**What is expected**
Exactly retype the lines below from the one containing "What data populates" through the end of the listing. Leave pictures out.

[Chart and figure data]
◇ ◇ ◇ ◇ ◇ ◇ ◇

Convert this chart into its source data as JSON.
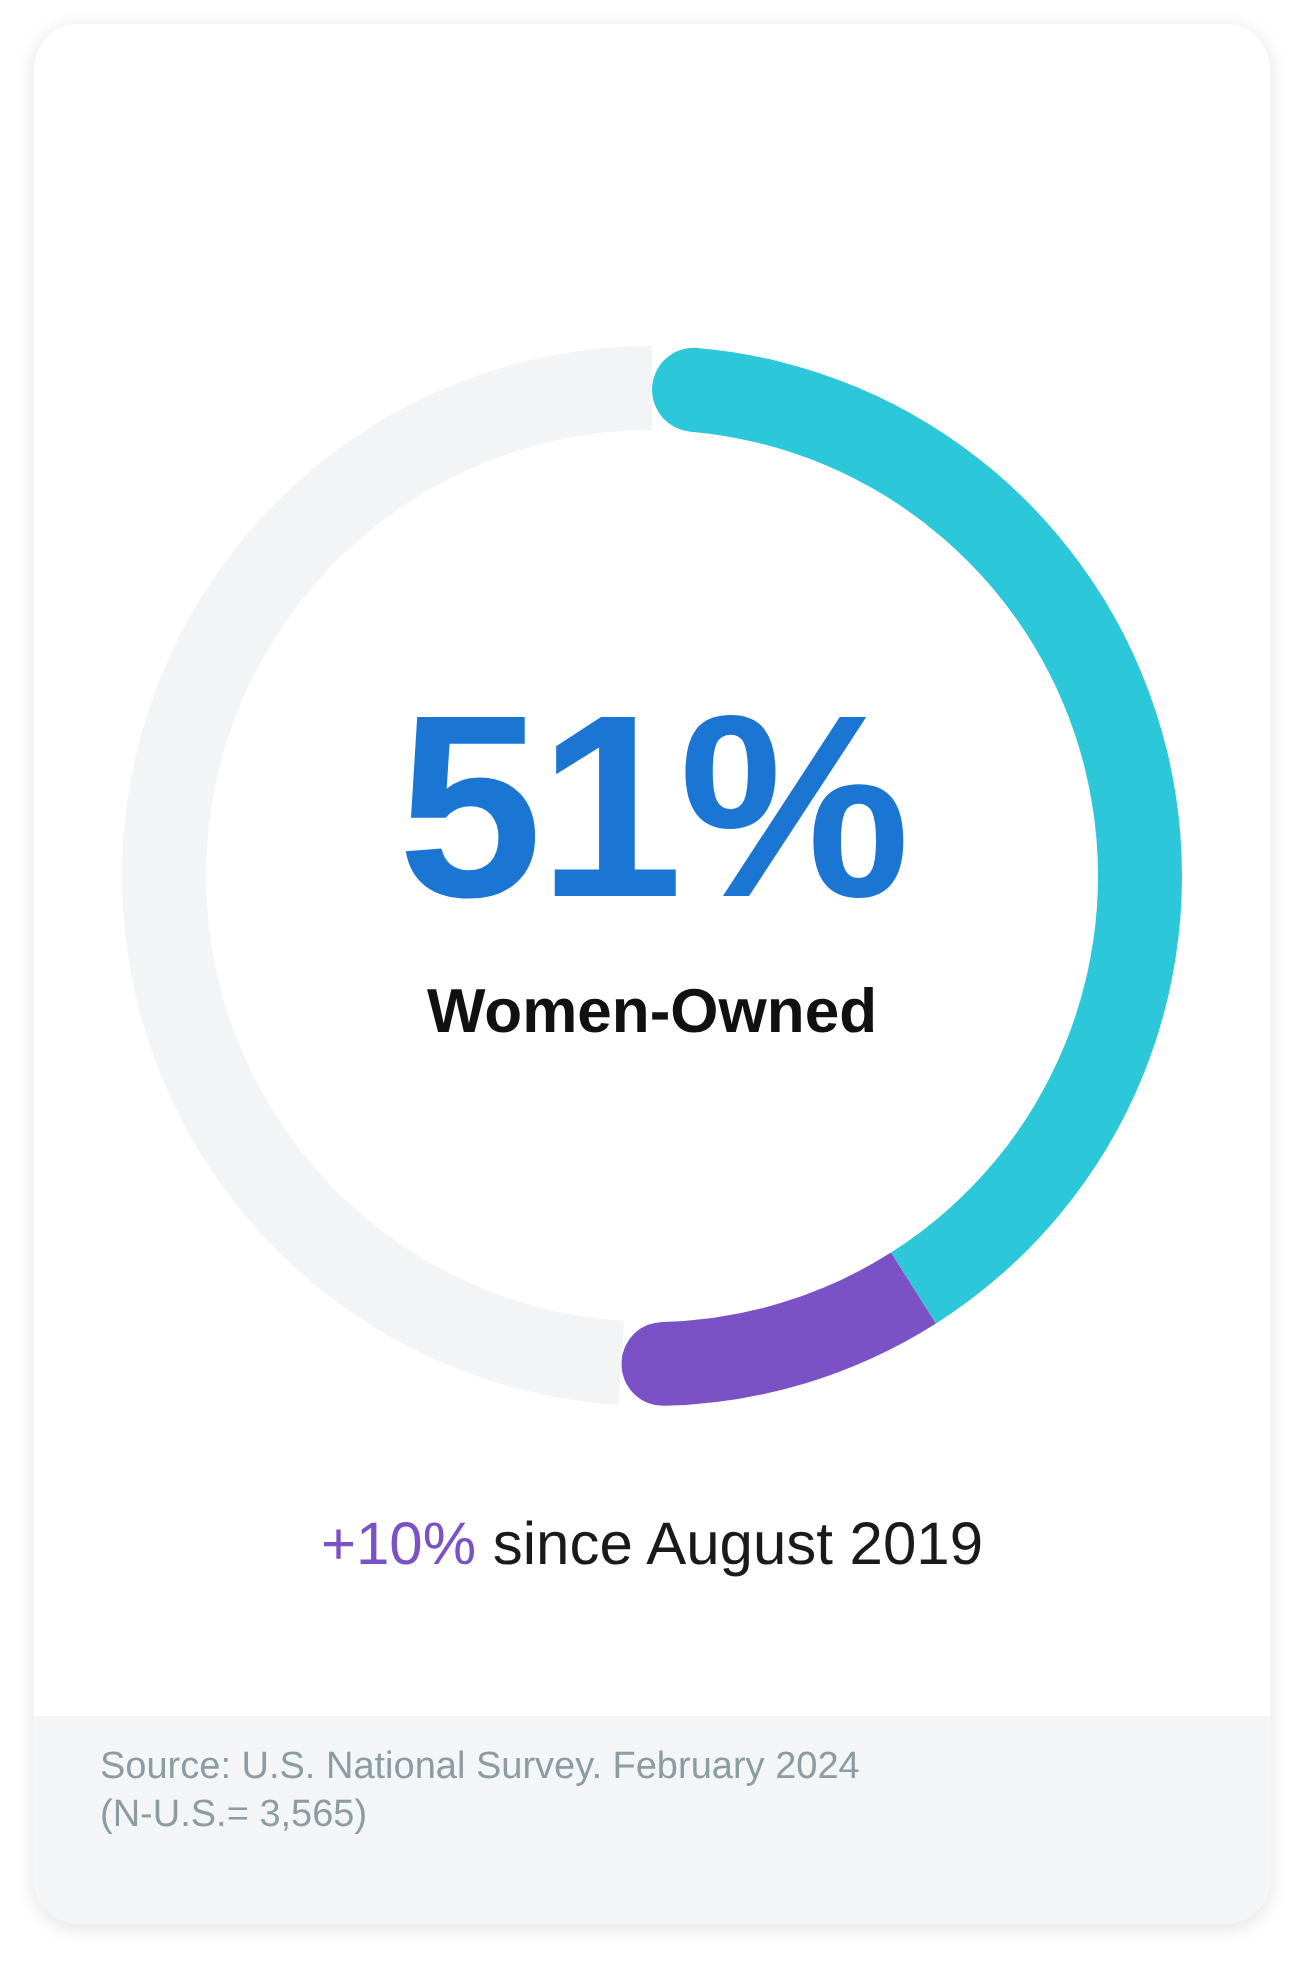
{
  "chart_data": {
    "type": "donut",
    "categories": [
      null,
      null,
      null
    ],
    "values": [
      41,
      10,
      49
    ],
    "colors": [
      "#2cc8da",
      "#7b51c6",
      "#f3f4f6"
    ],
    "annotations": [
      "51%",
      "Women-Owned",
      "+10%",
      "since August 2019",
      "Source: U.S. National Survey. February 2024 (N-U.S.= 3,565)"
    ]
  }
}
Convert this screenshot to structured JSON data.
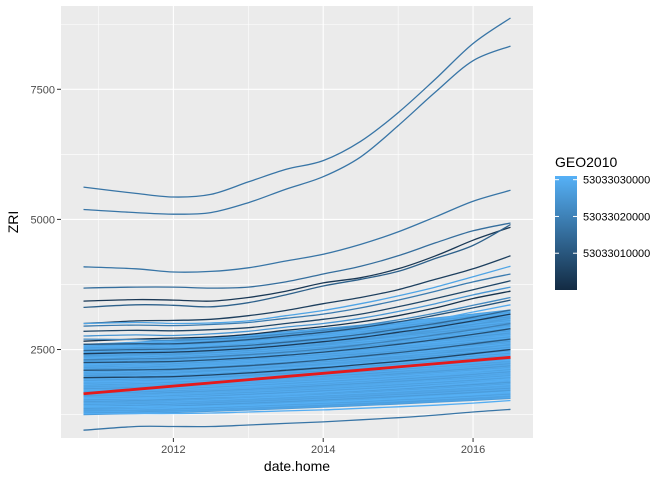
{
  "chart_data": {
    "type": "line",
    "xlabel": "date.home",
    "ylabel": "ZRI",
    "x_start": "2010-10",
    "x_end": "2016-07",
    "xlim": [
      2010.5,
      2016.8
    ],
    "ylim": [
      800,
      9100
    ],
    "x_ticks": [
      {
        "value": 2012,
        "label": "2012"
      },
      {
        "value": 2014,
        "label": "2014"
      },
      {
        "value": 2016,
        "label": "2016"
      }
    ],
    "y_ticks": [
      {
        "value": 2500,
        "label": "2500"
      },
      {
        "value": 5000,
        "label": "5000"
      },
      {
        "value": 7500,
        "label": "7500"
      }
    ],
    "grid": true,
    "legend": {
      "title": "GEO2010",
      "position": "right",
      "type": "colorbar",
      "colors": [
        "#132B43",
        "#56B1F7"
      ],
      "range": [
        53033000000,
        53033031000
      ],
      "labels": [
        {
          "value": 53033010000,
          "label": "53033010000"
        },
        {
          "value": 53033020000,
          "label": "53033020000"
        },
        {
          "value": 53033030000,
          "label": "53033030000"
        }
      ]
    },
    "highlight": {
      "name": "",
      "color": "#e41a1c",
      "start": 1650,
      "end": 2350
    },
    "x_knots": [
      2010.8,
      2011.5,
      2012.0,
      2012.5,
      2013.0,
      2013.5,
      2014.0,
      2014.5,
      2015.0,
      2015.5,
      2016.0,
      2016.5
    ],
    "series": [
      {
        "color_value": 0.55,
        "values": [
          5620,
          5500,
          5430,
          5480,
          5720,
          5960,
          6130,
          6500,
          7050,
          7700,
          8380,
          8870
        ]
      },
      {
        "color_value": 0.55,
        "values": [
          5190,
          5130,
          5100,
          5130,
          5320,
          5580,
          5820,
          6200,
          6800,
          7450,
          8050,
          8330
        ]
      },
      {
        "color_value": 0.55,
        "values": [
          4090,
          4050,
          3990,
          4000,
          4070,
          4200,
          4330,
          4520,
          4760,
          5050,
          5350,
          5560
        ]
      },
      {
        "color_value": 0.1,
        "values": [
          3430,
          3460,
          3450,
          3430,
          3500,
          3620,
          3780,
          3880,
          4050,
          4300,
          4600,
          4850
        ]
      },
      {
        "color_value": 0.5,
        "values": [
          3680,
          3700,
          3700,
          3680,
          3700,
          3800,
          3950,
          4100,
          4300,
          4550,
          4780,
          4930
        ]
      },
      {
        "color_value": 0.4,
        "values": [
          3310,
          3360,
          3350,
          3320,
          3400,
          3550,
          3720,
          3850,
          4000,
          4250,
          4500,
          4900
        ]
      },
      {
        "color_value": 0.15,
        "values": [
          3000,
          3050,
          3060,
          3080,
          3150,
          3250,
          3380,
          3500,
          3650,
          3850,
          4050,
          4300
        ]
      },
      {
        "color_value": 0.9,
        "values": [
          3000,
          3020,
          3000,
          3010,
          3050,
          3150,
          3250,
          3380,
          3530,
          3700,
          3900,
          4100
        ]
      },
      {
        "color_value": 0.6,
        "values": [
          2950,
          2970,
          2960,
          2980,
          3020,
          3100,
          3180,
          3300,
          3450,
          3620,
          3800,
          3950
        ]
      },
      {
        "color_value": 0.2,
        "values": [
          2850,
          2870,
          2860,
          2880,
          2920,
          3000,
          3080,
          3180,
          3320,
          3480,
          3650,
          3820
        ]
      },
      {
        "color_value": 0.8,
        "values": [
          2760,
          2780,
          2770,
          2800,
          2850,
          2930,
          3000,
          3100,
          3230,
          3380,
          3550,
          3700
        ]
      },
      {
        "color_value": 0.05,
        "values": [
          2660,
          2700,
          2720,
          2740,
          2790,
          2870,
          2940,
          3030,
          3150,
          3300,
          3480,
          3620
        ]
      },
      {
        "color_value": 0.7,
        "values": [
          2700,
          2690,
          2680,
          2700,
          2740,
          2800,
          2870,
          2960,
          3070,
          3200,
          3350,
          3500
        ]
      },
      {
        "color_value": 0.3,
        "values": [
          2600,
          2610,
          2610,
          2640,
          2690,
          2760,
          2830,
          2920,
          3030,
          3160,
          3300,
          3450
        ]
      },
      {
        "color_value": 0.95,
        "values": [
          2550,
          2560,
          2570,
          2600,
          2640,
          2700,
          2770,
          2860,
          2960,
          3080,
          3220,
          3360
        ]
      },
      {
        "color_value": 0.45,
        "values": [
          2480,
          2500,
          2510,
          2540,
          2580,
          2640,
          2710,
          2790,
          2890,
          3000,
          3120,
          3260
        ]
      },
      {
        "color_value": 0.12,
        "values": [
          2420,
          2440,
          2450,
          2480,
          2520,
          2580,
          2650,
          2730,
          2830,
          2930,
          3050,
          3180
        ]
      },
      {
        "color_value": 0.85,
        "values": [
          2380,
          2400,
          2410,
          2440,
          2480,
          2540,
          2600,
          2680,
          2770,
          2870,
          2980,
          3100
        ]
      },
      {
        "color_value": 0.65,
        "values": [
          2300,
          2320,
          2330,
          2360,
          2400,
          2450,
          2510,
          2590,
          2680,
          2780,
          2880,
          3000
        ]
      },
      {
        "color_value": 0.25,
        "values": [
          2250,
          2260,
          2270,
          2300,
          2340,
          2390,
          2450,
          2520,
          2600,
          2690,
          2790,
          2900
        ]
      },
      {
        "color_value": 0.92,
        "values": [
          2180,
          2190,
          2200,
          2230,
          2270,
          2320,
          2380,
          2450,
          2530,
          2610,
          2700,
          2800
        ]
      },
      {
        "color_value": 0.35,
        "values": [
          2100,
          2110,
          2120,
          2150,
          2190,
          2240,
          2300,
          2370,
          2440,
          2520,
          2610,
          2700
        ]
      },
      {
        "color_value": 0.88,
        "values": [
          2030,
          2040,
          2050,
          2080,
          2120,
          2170,
          2220,
          2280,
          2350,
          2430,
          2510,
          2600
        ]
      },
      {
        "color_value": 0.18,
        "values": [
          1960,
          1970,
          1980,
          2010,
          2050,
          2100,
          2150,
          2210,
          2270,
          2340,
          2420,
          2500
        ]
      },
      {
        "color_value": 0.97,
        "values": [
          1880,
          1890,
          1900,
          1930,
          1960,
          2000,
          2050,
          2100,
          2160,
          2230,
          2300,
          2380
        ]
      },
      {
        "color_value": 0.93,
        "values": [
          1800,
          1810,
          1820,
          1840,
          1870,
          1910,
          1950,
          2000,
          2060,
          2120,
          2190,
          2260
        ]
      },
      {
        "color_value": 0.96,
        "values": [
          1720,
          1720,
          1730,
          1750,
          1780,
          1820,
          1860,
          1900,
          1950,
          2010,
          2070,
          2140
        ]
      },
      {
        "color_value": 0.94,
        "values": [
          1640,
          1640,
          1650,
          1670,
          1700,
          1730,
          1770,
          1810,
          1860,
          1910,
          1970,
          2030
        ]
      },
      {
        "color_value": 0.98,
        "values": [
          1560,
          1560,
          1570,
          1590,
          1610,
          1640,
          1680,
          1720,
          1760,
          1810,
          1860,
          1920
        ]
      },
      {
        "color_value": 0.91,
        "values": [
          1480,
          1480,
          1490,
          1500,
          1520,
          1550,
          1580,
          1620,
          1660,
          1700,
          1750,
          1800
        ]
      },
      {
        "color_value": 0.99,
        "values": [
          1400,
          1400,
          1400,
          1410,
          1430,
          1460,
          1490,
          1520,
          1560,
          1600,
          1640,
          1690
        ]
      },
      {
        "color_value": 0.89,
        "values": [
          1330,
          1330,
          1330,
          1340,
          1360,
          1380,
          1410,
          1440,
          1470,
          1510,
          1550,
          1600
        ]
      },
      {
        "color_value": 0.97,
        "values": [
          1270,
          1270,
          1270,
          1280,
          1300,
          1320,
          1340,
          1370,
          1400,
          1430,
          1470,
          1520
        ]
      },
      {
        "color_value": 0.55,
        "values": [
          950,
          1020,
          1020,
          1020,
          1050,
          1080,
          1110,
          1150,
          1190,
          1240,
          1300,
          1350
        ]
      }
    ]
  }
}
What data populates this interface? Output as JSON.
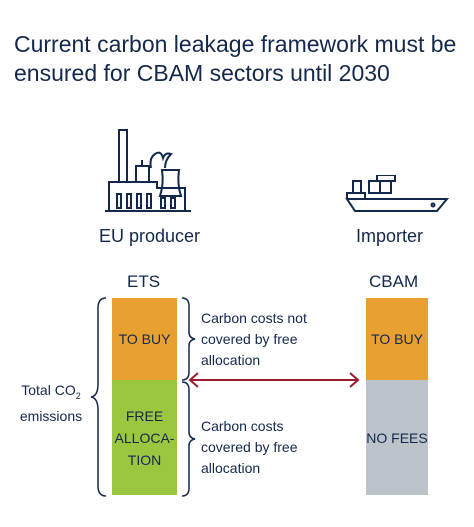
{
  "title": "Current carbon leakage framework must be ensured for CBAM sectors until 2030",
  "producer": {
    "label": "EU producer",
    "icon": "factory-icon"
  },
  "importer": {
    "label": "Importer",
    "icon": "cargo-ship-icon"
  },
  "ets": {
    "label": "ETS",
    "to_buy": "TO BUY",
    "free_allocation_lines": [
      "FREE",
      "ALLOCA-",
      "TION"
    ]
  },
  "cbam": {
    "label": "CBAM",
    "to_buy": "TO BUY",
    "no_fees": "NO FEES"
  },
  "annotations": {
    "not_covered_lines": [
      "Carbon costs not",
      "covered by free",
      "allocation"
    ],
    "covered_lines": [
      "Carbon costs",
      "covered by free",
      "allocation"
    ]
  },
  "total_emissions": {
    "line1": "Total CO",
    "subscript": "2",
    "line2": "emissions"
  },
  "colors": {
    "orange": "#E8A030",
    "green": "#9AC73F",
    "grey": "#BDC3CB",
    "navy": "#14284B",
    "arrow": "#9B1B2F"
  }
}
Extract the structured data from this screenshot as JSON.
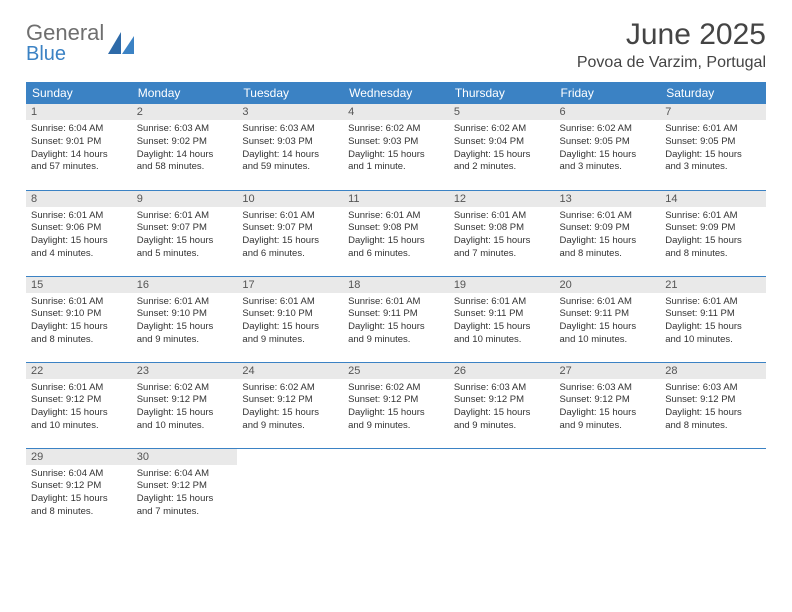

◇ ◇ ◇ ◇ ◇ ◇ ◇

**Answer below**
What data populates this interface? Output as JSON.
{
  "title": "Current carbon leakage framework must be ensured for CBAM sectors until 2030",
  "producer": {
    "label": "EU producer",
    "icon": "factory-icon"
  },
  "importer": {
    "label": "Importer",
    "icon": "cargo-ship-icon"
  },
  "ets": {
    "label": "ETS",
    "to_buy": "TO BUY",
    "free_allocation_lines": [
      "FREE",
      "ALLOCA-",
      "TION"
    ]
  },
  "cbam": {
    "label": "CBAM",
    "to_buy": "TO BUY",
    "no_fees": "NO FEES"
  },
  "annotations": {
    "not_covered_lines": [
      "Carbon costs not",
      "covered by free",
      "allocation"
    ],
    "covered_lines": [
      "Carbon costs",
      "covered by free",
      "allocation"
    ]
  },
  "total_emissions": {
    "line1": "Total CO",
    "subscript": "2",
    "line2": "emissions"
  },
  "colors": {
    "orange": "#E8A030",
    "green": "#9AC73F",
    "grey": "#BDC3CB",
    "navy": "#14284B",
    "arrow": "#9B1B2F"
  }
}
Extract the structured data from this screenshot as JSON.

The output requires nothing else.